[Dataset items]
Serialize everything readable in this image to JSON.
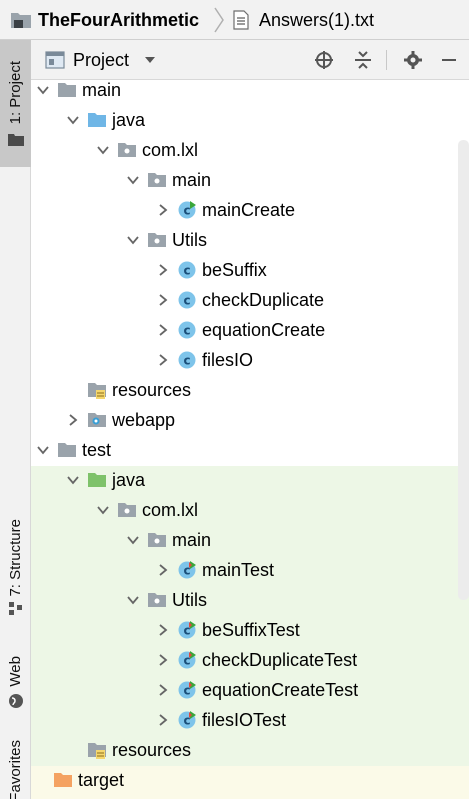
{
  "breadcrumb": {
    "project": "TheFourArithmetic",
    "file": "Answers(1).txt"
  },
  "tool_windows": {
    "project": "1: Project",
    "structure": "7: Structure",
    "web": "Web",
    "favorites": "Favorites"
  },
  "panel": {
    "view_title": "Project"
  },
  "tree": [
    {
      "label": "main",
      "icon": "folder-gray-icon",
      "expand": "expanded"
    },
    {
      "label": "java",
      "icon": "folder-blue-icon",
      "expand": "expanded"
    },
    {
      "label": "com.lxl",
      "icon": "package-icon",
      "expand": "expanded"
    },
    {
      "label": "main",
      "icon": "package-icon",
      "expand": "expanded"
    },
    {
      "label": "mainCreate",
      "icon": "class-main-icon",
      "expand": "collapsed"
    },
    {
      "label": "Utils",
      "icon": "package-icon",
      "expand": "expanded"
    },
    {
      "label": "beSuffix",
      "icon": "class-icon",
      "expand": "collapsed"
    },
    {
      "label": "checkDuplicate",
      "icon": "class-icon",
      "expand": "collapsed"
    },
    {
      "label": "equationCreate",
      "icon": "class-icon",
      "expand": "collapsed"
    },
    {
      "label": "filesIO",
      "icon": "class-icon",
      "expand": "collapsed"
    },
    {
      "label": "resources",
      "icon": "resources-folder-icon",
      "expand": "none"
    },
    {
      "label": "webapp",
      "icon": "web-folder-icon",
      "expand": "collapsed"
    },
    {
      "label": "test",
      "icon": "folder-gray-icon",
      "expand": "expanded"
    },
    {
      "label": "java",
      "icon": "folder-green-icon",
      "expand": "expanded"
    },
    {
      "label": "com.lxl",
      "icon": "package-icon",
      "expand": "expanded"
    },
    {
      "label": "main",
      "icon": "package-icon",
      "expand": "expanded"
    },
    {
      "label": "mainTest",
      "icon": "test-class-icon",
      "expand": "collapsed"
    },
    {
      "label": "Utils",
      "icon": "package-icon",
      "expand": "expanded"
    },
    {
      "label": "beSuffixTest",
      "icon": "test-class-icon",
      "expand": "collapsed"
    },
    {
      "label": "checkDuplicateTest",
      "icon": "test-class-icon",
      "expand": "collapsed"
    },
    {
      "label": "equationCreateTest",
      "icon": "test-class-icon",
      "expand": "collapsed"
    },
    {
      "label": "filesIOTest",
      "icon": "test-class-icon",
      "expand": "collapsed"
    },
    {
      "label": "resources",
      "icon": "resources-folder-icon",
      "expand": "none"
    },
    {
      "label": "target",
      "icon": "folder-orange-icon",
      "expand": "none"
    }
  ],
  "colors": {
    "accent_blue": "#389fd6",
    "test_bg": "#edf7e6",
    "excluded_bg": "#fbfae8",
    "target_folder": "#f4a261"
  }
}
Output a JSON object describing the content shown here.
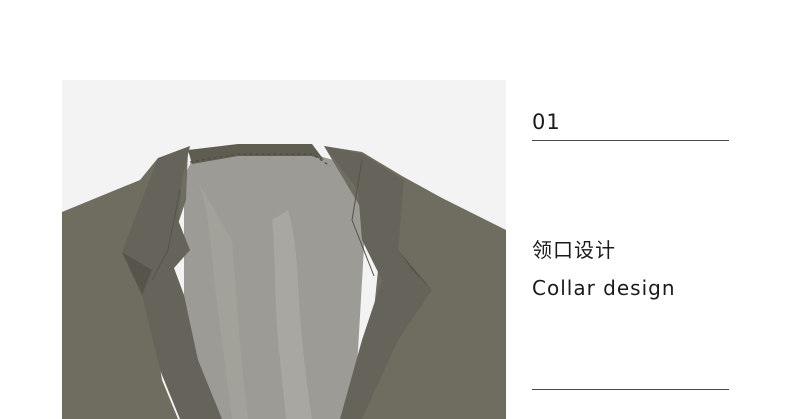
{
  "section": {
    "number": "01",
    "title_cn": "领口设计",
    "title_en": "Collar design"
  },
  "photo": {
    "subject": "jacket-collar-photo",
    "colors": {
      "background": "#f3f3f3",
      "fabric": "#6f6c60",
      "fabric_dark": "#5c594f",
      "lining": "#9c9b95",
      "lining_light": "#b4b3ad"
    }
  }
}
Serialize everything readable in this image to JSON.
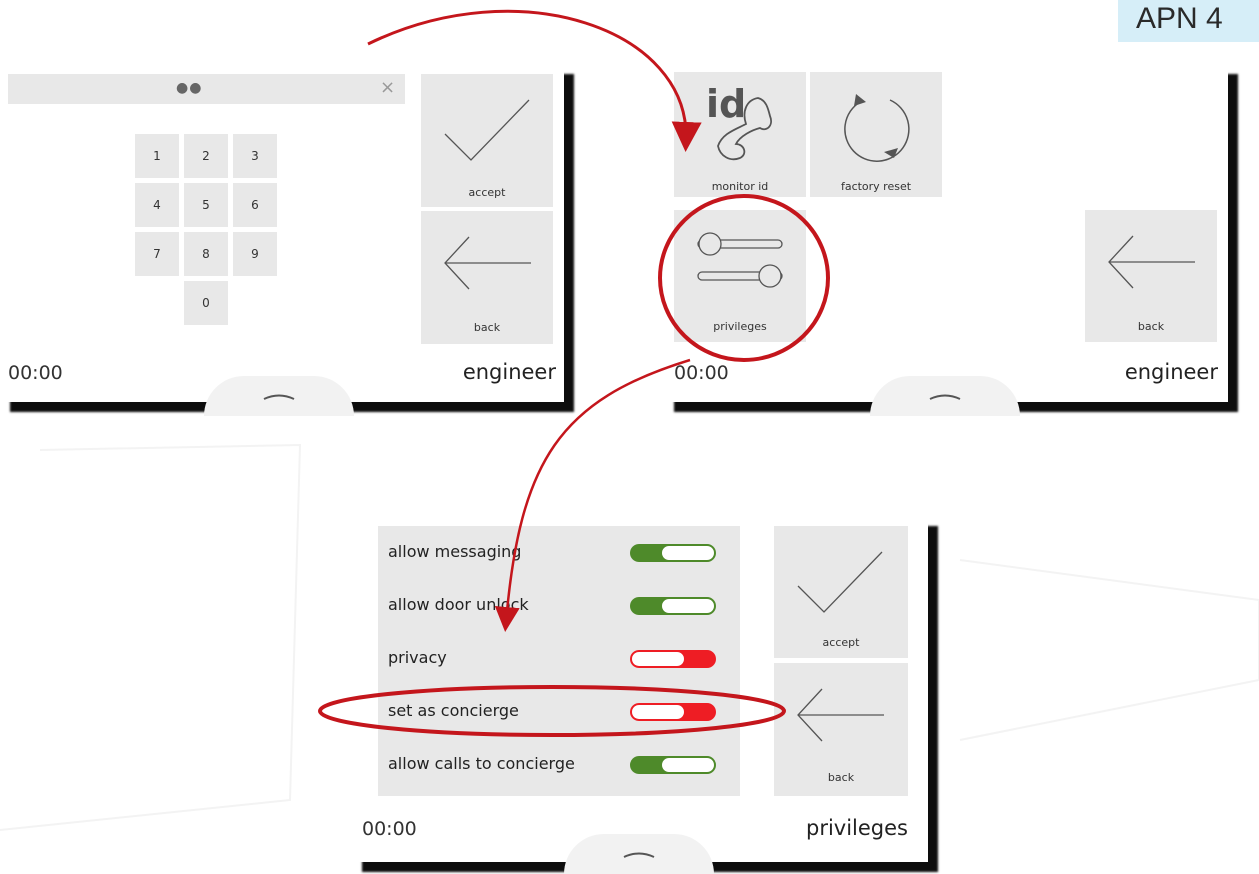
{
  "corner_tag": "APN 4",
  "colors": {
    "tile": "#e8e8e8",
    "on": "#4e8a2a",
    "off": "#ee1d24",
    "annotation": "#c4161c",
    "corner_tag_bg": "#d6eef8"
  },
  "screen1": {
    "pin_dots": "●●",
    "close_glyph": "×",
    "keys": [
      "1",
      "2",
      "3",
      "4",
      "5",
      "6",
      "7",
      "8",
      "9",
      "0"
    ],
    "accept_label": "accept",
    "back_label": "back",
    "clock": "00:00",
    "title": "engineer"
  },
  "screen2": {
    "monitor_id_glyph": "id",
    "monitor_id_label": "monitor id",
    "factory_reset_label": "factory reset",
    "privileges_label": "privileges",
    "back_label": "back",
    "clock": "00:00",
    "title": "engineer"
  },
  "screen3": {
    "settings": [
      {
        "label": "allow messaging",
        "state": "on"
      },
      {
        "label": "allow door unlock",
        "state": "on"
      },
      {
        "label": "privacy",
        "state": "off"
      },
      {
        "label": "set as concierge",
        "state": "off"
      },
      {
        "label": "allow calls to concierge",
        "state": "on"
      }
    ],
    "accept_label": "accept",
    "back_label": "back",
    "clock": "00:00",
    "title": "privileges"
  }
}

---

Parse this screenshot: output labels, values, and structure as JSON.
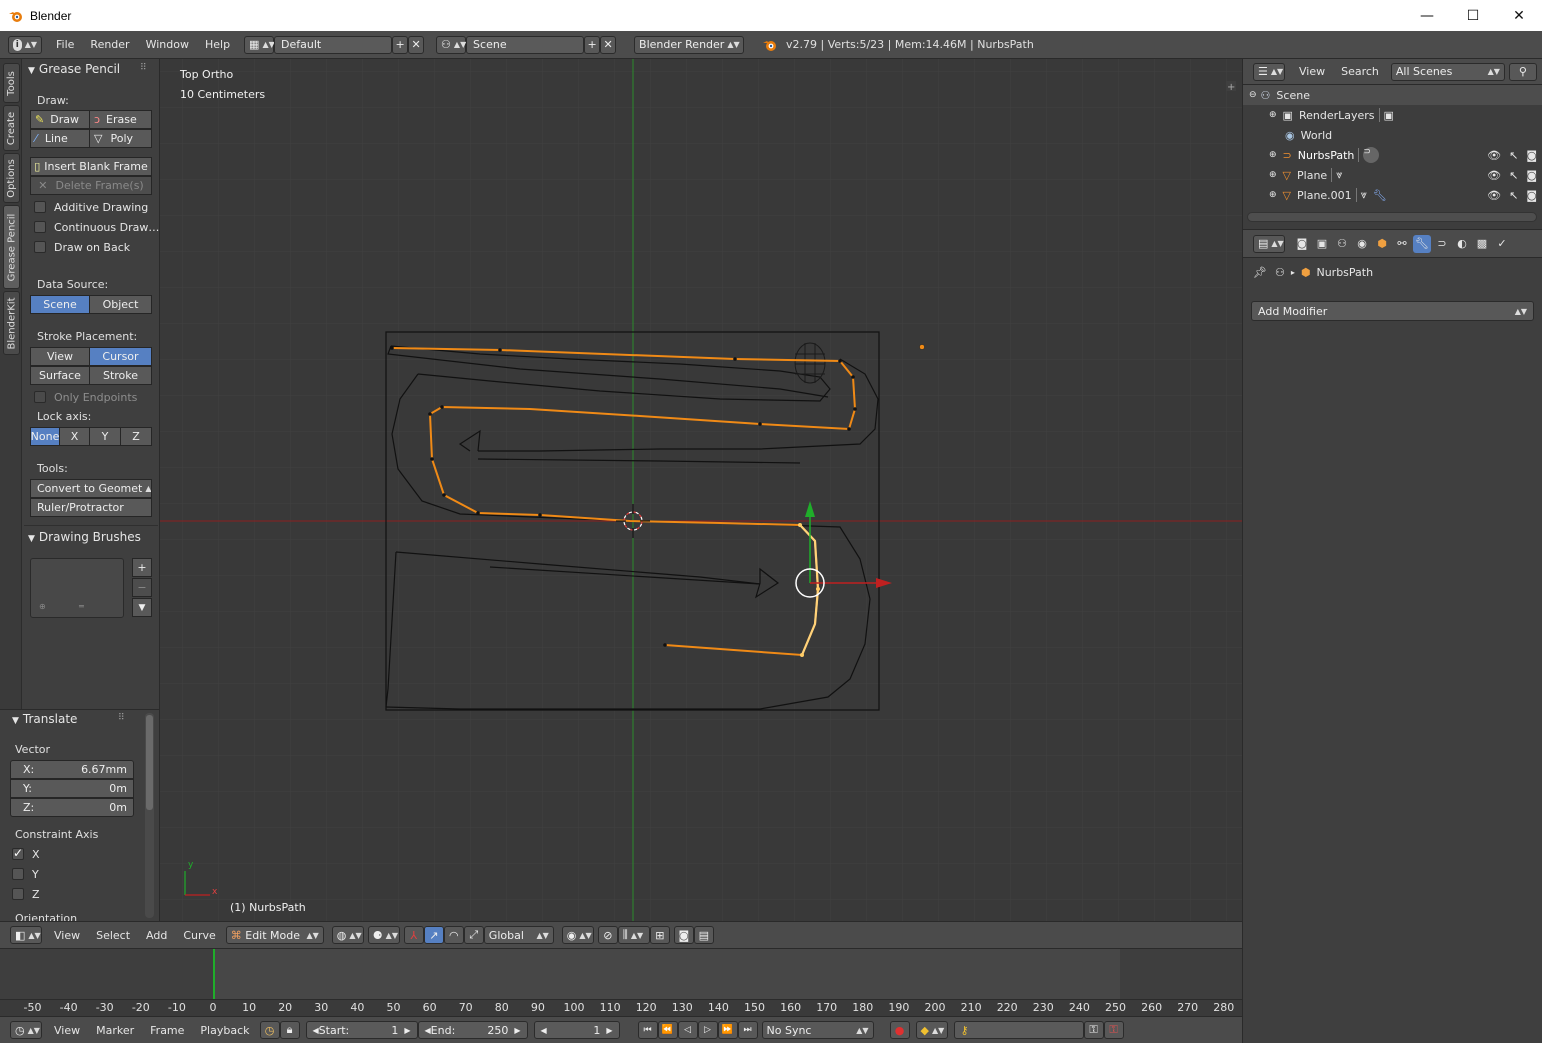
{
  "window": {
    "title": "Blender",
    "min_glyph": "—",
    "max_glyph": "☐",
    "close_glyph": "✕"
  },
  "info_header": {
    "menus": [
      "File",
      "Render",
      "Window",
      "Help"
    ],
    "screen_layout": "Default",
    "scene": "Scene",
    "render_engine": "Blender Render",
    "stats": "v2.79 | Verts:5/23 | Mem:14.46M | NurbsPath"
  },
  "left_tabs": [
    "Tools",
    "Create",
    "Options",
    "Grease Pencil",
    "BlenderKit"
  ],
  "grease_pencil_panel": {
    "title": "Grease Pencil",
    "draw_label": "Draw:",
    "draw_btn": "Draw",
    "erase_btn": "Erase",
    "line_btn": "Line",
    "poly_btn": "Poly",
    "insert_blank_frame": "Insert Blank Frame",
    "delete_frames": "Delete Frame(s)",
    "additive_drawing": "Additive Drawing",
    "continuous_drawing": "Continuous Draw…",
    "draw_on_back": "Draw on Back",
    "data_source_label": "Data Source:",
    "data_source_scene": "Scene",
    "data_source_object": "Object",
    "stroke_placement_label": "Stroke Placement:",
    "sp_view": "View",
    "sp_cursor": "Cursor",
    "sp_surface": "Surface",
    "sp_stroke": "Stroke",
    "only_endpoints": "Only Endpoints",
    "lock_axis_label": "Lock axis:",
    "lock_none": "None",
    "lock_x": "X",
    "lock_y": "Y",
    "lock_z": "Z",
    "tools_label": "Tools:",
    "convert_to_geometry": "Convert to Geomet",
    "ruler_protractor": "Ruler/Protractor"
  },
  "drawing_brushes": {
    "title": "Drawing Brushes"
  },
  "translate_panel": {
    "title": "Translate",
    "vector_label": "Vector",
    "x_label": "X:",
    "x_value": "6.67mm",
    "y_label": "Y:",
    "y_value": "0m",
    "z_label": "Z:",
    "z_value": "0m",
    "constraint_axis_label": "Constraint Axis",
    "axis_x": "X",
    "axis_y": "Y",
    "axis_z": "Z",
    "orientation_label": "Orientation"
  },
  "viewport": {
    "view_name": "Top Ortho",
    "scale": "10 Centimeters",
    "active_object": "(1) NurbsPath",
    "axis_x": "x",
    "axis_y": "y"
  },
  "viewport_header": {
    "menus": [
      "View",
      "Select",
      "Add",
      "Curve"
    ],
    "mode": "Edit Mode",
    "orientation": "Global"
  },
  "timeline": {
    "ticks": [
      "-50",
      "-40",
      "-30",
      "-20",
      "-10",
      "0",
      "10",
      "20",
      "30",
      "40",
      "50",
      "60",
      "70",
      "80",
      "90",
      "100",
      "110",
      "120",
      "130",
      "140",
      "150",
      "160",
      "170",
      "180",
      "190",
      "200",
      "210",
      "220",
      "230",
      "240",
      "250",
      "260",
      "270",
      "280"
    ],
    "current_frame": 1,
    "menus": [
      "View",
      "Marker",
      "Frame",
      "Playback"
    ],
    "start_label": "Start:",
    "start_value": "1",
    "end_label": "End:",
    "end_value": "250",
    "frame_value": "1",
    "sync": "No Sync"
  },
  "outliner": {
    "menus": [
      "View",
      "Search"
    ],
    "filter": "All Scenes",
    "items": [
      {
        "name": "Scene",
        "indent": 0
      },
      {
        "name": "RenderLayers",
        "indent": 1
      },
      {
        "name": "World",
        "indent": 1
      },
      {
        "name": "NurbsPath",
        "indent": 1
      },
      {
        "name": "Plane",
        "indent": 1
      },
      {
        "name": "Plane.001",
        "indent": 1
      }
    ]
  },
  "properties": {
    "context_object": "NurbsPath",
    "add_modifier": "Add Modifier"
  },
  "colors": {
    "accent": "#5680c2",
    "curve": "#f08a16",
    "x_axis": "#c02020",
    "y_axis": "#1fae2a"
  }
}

---

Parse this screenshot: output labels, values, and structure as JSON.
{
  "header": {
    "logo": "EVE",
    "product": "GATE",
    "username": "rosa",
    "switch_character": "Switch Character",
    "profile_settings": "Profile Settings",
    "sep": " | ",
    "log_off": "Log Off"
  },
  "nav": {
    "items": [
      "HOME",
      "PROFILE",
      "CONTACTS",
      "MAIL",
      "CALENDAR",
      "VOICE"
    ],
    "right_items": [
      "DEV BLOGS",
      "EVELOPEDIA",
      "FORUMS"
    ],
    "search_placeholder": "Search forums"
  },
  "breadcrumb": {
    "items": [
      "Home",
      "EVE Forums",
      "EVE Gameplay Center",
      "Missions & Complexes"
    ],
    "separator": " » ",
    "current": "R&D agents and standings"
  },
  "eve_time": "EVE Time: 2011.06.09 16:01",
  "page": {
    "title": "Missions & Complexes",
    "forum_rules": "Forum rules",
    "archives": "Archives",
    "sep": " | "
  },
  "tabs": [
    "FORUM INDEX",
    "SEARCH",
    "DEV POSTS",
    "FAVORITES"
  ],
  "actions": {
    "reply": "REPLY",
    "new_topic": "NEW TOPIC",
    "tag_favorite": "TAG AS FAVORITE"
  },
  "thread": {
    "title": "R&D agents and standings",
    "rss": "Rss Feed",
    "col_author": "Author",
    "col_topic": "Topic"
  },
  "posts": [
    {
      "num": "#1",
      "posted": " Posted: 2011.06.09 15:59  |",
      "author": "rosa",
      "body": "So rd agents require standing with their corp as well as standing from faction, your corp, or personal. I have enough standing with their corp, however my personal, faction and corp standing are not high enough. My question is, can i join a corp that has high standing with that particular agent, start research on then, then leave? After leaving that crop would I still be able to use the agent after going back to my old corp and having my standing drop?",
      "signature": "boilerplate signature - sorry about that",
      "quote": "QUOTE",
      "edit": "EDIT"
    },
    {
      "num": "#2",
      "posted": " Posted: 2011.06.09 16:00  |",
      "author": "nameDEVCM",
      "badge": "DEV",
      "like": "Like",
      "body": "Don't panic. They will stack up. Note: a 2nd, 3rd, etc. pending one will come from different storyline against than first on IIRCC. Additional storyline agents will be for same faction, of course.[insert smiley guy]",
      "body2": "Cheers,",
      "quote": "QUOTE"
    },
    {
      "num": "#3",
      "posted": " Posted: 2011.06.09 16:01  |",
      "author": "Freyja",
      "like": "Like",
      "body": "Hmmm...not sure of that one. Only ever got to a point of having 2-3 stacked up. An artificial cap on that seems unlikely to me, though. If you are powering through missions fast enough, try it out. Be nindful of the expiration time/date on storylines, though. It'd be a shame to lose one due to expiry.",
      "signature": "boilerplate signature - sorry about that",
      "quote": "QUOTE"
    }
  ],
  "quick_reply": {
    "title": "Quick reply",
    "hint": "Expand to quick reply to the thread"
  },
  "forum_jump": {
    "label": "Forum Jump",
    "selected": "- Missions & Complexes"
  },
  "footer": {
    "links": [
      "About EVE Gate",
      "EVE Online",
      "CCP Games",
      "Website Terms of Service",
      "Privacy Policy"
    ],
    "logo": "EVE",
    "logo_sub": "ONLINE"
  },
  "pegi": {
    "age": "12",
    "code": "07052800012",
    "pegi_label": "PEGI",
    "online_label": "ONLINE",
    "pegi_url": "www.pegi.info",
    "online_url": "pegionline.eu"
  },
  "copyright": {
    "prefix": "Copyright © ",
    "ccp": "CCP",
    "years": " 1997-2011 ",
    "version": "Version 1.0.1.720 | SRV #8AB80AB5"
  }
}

**PROBLEM STATEMENT:**
Find "concierge". Copy every line it occurs in.

**FINAL ANSWER:**
        "label": "set as concierge",
        "label": "allow calls to concierge",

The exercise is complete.